Data provided =>
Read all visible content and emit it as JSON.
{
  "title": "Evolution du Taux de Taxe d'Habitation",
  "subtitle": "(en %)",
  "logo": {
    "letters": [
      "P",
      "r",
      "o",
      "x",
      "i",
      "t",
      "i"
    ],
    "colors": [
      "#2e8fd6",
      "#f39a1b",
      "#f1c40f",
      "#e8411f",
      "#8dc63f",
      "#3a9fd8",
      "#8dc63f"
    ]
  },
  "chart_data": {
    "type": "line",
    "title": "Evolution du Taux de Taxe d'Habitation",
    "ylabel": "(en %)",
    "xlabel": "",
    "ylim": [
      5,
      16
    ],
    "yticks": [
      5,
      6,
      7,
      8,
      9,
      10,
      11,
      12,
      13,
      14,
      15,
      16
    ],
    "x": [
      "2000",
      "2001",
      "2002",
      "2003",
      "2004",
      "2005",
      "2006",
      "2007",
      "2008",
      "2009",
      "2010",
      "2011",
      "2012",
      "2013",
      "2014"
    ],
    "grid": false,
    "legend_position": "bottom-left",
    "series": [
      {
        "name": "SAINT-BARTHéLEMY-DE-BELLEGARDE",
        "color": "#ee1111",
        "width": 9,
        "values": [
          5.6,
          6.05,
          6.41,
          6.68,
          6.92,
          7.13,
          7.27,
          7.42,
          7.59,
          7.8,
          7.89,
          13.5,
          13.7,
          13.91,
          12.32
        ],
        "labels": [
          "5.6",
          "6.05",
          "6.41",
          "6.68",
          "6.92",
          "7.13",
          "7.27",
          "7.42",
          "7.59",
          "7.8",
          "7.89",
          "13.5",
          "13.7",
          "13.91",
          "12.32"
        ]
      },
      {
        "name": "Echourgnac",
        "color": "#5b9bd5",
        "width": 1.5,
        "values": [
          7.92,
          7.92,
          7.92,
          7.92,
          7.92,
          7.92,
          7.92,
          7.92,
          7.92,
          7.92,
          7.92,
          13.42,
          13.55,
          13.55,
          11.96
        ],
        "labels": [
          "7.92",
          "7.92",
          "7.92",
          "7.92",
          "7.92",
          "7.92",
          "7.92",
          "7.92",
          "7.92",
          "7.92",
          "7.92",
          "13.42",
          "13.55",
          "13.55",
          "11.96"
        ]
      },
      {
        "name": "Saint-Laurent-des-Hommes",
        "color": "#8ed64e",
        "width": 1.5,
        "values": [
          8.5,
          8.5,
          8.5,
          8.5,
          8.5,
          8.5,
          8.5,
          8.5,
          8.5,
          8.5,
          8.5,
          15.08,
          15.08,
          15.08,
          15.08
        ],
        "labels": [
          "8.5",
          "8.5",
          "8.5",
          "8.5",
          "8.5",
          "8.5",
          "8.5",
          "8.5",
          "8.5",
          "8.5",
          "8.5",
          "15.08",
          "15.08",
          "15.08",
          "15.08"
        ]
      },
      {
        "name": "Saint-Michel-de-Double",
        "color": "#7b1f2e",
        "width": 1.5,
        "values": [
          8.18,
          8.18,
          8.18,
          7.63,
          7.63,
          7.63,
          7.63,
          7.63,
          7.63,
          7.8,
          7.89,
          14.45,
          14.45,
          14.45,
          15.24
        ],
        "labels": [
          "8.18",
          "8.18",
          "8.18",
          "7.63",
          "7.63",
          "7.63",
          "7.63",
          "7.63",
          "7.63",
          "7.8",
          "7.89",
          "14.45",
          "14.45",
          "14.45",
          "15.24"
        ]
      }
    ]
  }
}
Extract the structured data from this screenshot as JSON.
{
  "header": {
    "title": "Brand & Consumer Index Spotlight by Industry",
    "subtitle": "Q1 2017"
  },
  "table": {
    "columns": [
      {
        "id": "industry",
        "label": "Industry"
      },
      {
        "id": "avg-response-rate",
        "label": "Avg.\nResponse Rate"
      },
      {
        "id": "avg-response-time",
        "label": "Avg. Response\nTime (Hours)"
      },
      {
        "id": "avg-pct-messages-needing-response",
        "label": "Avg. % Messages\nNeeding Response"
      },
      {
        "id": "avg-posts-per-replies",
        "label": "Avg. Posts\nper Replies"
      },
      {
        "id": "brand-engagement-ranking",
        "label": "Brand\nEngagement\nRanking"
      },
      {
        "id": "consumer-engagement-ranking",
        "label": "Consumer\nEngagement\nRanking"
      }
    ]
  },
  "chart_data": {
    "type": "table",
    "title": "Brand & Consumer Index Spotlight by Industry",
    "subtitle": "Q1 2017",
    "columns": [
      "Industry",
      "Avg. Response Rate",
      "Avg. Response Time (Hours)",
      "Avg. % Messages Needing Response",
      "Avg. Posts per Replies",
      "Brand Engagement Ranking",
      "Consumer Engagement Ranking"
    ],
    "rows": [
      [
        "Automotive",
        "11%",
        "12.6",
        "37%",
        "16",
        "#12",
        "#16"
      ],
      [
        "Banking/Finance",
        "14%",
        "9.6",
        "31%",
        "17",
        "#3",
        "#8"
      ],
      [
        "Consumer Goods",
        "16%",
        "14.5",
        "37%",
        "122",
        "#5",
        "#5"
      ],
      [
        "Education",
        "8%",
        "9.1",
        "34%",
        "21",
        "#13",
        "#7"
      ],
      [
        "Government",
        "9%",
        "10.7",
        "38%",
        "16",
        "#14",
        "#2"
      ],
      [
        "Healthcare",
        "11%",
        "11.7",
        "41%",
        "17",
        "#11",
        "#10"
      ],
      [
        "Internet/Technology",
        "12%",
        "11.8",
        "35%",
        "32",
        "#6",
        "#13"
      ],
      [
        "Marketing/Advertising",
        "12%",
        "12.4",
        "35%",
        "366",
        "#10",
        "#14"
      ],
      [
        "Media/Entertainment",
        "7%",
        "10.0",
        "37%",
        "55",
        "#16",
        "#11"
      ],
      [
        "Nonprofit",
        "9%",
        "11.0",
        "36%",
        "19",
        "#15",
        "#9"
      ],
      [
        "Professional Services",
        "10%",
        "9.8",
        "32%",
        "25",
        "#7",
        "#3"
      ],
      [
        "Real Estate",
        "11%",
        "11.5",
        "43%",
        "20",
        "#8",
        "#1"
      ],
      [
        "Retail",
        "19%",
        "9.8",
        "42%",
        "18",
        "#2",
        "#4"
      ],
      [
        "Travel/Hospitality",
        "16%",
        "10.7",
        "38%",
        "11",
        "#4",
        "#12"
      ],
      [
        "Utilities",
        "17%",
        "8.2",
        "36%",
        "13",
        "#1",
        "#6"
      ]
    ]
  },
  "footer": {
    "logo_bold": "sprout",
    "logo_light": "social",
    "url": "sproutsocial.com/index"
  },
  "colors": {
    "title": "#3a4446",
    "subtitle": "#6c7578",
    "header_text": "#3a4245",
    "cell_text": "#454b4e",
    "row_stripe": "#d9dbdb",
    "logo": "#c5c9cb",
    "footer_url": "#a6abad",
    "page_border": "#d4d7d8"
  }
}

Requirements => Copy each record from above exactly, and include every line.

Result below =>
Read all visible content and emit it as JSON.
{
  "title": "Evolution du Taux de Taxe d'Habitation",
  "subtitle": "(en %)",
  "logo": {
    "letters": [
      "P",
      "r",
      "o",
      "x",
      "i",
      "t",
      "i"
    ],
    "colors": [
      "#2e8fd6",
      "#f39a1b",
      "#f1c40f",
      "#e8411f",
      "#8dc63f",
      "#3a9fd8",
      "#8dc63f"
    ]
  },
  "chart_data": {
    "type": "line",
    "title": "Evolution du Taux de Taxe d'Habitation",
    "ylabel": "(en %)",
    "xlabel": "",
    "ylim": [
      5,
      16
    ],
    "yticks": [
      5,
      6,
      7,
      8,
      9,
      10,
      11,
      12,
      13,
      14,
      15,
      16
    ],
    "x": [
      "2000",
      "2001",
      "2002",
      "2003",
      "2004",
      "2005",
      "2006",
      "2007",
      "2008",
      "2009",
      "2010",
      "2011",
      "2012",
      "2013",
      "2014"
    ],
    "grid": false,
    "legend_position": "bottom-left",
    "series": [
      {
        "name": "SAINT-BARTHéLEMY-DE-BELLEGARDE",
        "color": "#ee1111",
        "width": 9,
        "values": [
          5.6,
          6.05,
          6.41,
          6.68,
          6.92,
          7.13,
          7.27,
          7.42,
          7.59,
          7.8,
          7.89,
          13.5,
          13.7,
          13.91,
          12.32
        ],
        "labels": [
          "5.6",
          "6.05",
          "6.41",
          "6.68",
          "6.92",
          "7.13",
          "7.27",
          "7.42",
          "7.59",
          "7.8",
          "7.89",
          "13.5",
          "13.7",
          "13.91",
          "12.32"
        ]
      },
      {
        "name": "Echourgnac",
        "color": "#5b9bd5",
        "width": 1.5,
        "values": [
          7.92,
          7.92,
          7.92,
          7.92,
          7.92,
          7.92,
          7.92,
          7.92,
          7.92,
          7.92,
          7.92,
          13.42,
          13.55,
          13.55,
          11.96
        ],
        "labels": [
          "7.92",
          "7.92",
          "7.92",
          "7.92",
          "7.92",
          "7.92",
          "7.92",
          "7.92",
          "7.92",
          "7.92",
          "7.92",
          "13.42",
          "13.55",
          "13.55",
          "11.96"
        ]
      },
      {
        "name": "Saint-Laurent-des-Hommes",
        "color": "#8ed64e",
        "width": 1.5,
        "values": [
          8.5,
          8.5,
          8.5,
          8.5,
          8.5,
          8.5,
          8.5,
          8.5,
          8.5,
          8.5,
          8.5,
          15.08,
          15.08,
          15.08,
          15.08
        ],
        "labels": [
          "8.5",
          "8.5",
          "8.5",
          "8.5",
          "8.5",
          "8.5",
          "8.5",
          "8.5",
          "8.5",
          "8.5",
          "8.5",
          "15.08",
          "15.08",
          "15.08",
          "15.08"
        ]
      },
      {
        "name": "Saint-Michel-de-Double",
        "color": "#7b1f2e",
        "width": 1.5,
        "values": [
          8.18,
          8.18,
          8.18,
          7.63,
          7.63,
          7.63,
          7.63,
          7.63,
          7.63,
          7.8,
          7.89,
          14.45,
          14.45,
          14.45,
          15.24
        ],
        "labels": [
          "8.18",
          "8.18",
          "8.18",
          "7.63",
          "7.63",
          "7.63",
          "7.63",
          "7.63",
          "7.63",
          "7.8",
          "7.89",
          "14.45",
          "14.45",
          "14.45",
          "15.24"
        ]
      }
    ]
  }
}
Extract the structured data from this screenshot as JSON.
{
  "header": {
    "title": "Brand & Consumer Index Spotlight by Industry",
    "subtitle": "Q1 2017"
  },
  "table": {
    "columns": [
      {
        "id": "industry",
        "label": "Industry"
      },
      {
        "id": "avg-response-rate",
        "label": "Avg.\nResponse Rate"
      },
      {
        "id": "avg-response-time",
        "label": "Avg. Response\nTime (Hours)"
      },
      {
        "id": "avg-pct-messages-needing-response",
        "label": "Avg. % Messages\nNeeding Response"
      },
      {
        "id": "avg-posts-per-replies",
        "label": "Avg. Posts\nper Replies"
      },
      {
        "id": "brand-engagement-ranking",
        "label": "Brand\nEngagement\nRanking"
      },
      {
        "id": "consumer-engagement-ranking",
        "label": "Consumer\nEngagement\nRanking"
      }
    ]
  },
  "chart_data": {
    "type": "table",
    "title": "Brand & Consumer Index Spotlight by Industry",
    "subtitle": "Q1 2017",
    "columns": [
      "Industry",
      "Avg. Response Rate",
      "Avg. Response Time (Hours)",
      "Avg. % Messages Needing Response",
      "Avg. Posts per Replies",
      "Brand Engagement Ranking",
      "Consumer Engagement Ranking"
    ],
    "rows": [
      [
        "Automotive",
        "11%",
        "12.6",
        "37%",
        "16",
        "#12",
        "#16"
      ],
      [
        "Banking/Finance",
        "14%",
        "9.6",
        "31%",
        "17",
        "#3",
        "#8"
      ],
      [
        "Consumer Goods",
        "16%",
        "14.5",
        "37%",
        "122",
        "#5",
        "#5"
      ],
      [
        "Education",
        "8%",
        "9.1",
        "34%",
        "21",
        "#13",
        "#7"
      ],
      [
        "Government",
        "9%",
        "10.7",
        "38%",
        "16",
        "#14",
        "#2"
      ],
      [
        "Healthcare",
        "11%",
        "11.7",
        "41%",
        "17",
        "#11",
        "#10"
      ],
      [
        "Internet/Technology",
        "12%",
        "11.8",
        "35%",
        "32",
        "#6",
        "#13"
      ],
      [
        "Marketing/Advertising",
        "12%",
        "12.4",
        "35%",
        "366",
        "#10",
        "#14"
      ],
      [
        "Media/Entertainment",
        "7%",
        "10.0",
        "37%",
        "55",
        "#16",
        "#11"
      ],
      [
        "Nonprofit",
        "9%",
        "11.0",
        "36%",
        "19",
        "#15",
        "#9"
      ],
      [
        "Professional Services",
        "10%",
        "9.8",
        "32%",
        "25",
        "#7",
        "#3"
      ],
      [
        "Real Estate",
        "11%",
        "11.5",
        "43%",
        "20",
        "#8",
        "#1"
      ],
      [
        "Retail",
        "19%",
        "9.8",
        "42%",
        "18",
        "#2",
        "#4"
      ],
      [
        "Travel/Hospitality",
        "16%",
        "10.7",
        "38%",
        "11",
        "#4",
        "#12"
      ],
      [
        "Utilities",
        "17%",
        "8.2",
        "36%",
        "13",
        "#1",
        "#6"
      ]
    ]
  },
  "footer": {
    "logo_bold": "sprout",
    "logo_light": "social",
    "url": "sproutsocial.com/index"
  },
  "colors": {
    "title": "#3a4446",
    "subtitle": "#6c7578",
    "header_text": "#3a4245",
    "cell_text": "#454b4e",
    "row_stripe": "#d9dbdb",
    "logo": "#c5c9cb",
    "footer_url": "#a6abad",
    "page_border": "#d4d7d8"
  }
}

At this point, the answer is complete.